- Work required
Write out each line in which the string "legend" is present.

--*--

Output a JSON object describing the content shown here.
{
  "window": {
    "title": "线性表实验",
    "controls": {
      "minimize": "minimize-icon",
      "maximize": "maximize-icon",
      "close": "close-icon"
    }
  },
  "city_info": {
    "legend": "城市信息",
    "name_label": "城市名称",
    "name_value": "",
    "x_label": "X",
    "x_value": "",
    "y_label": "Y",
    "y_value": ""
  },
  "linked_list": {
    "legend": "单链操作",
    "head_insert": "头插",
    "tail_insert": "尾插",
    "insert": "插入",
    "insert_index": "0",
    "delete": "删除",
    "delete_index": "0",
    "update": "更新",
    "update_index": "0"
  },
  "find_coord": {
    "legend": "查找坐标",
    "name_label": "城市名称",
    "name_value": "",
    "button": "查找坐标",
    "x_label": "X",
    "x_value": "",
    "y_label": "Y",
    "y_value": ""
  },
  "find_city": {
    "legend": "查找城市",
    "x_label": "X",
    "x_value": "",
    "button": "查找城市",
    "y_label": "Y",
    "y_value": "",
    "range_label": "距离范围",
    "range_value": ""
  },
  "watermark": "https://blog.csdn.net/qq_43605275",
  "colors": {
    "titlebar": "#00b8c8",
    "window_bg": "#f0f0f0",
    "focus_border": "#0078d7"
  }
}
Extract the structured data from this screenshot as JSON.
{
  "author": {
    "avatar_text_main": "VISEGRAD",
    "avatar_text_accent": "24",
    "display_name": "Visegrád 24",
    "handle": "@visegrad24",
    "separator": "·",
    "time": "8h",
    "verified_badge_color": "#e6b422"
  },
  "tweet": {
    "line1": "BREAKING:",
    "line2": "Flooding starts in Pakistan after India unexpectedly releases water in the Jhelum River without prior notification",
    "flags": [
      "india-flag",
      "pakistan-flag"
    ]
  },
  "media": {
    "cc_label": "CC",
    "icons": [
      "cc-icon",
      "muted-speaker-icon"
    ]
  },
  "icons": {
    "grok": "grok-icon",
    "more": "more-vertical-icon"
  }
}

--*--

- Result of the task
    "legend": "城市信息",
    "legend": "单链操作",
    "legend": "查找坐标",
    "legend": "查找城市",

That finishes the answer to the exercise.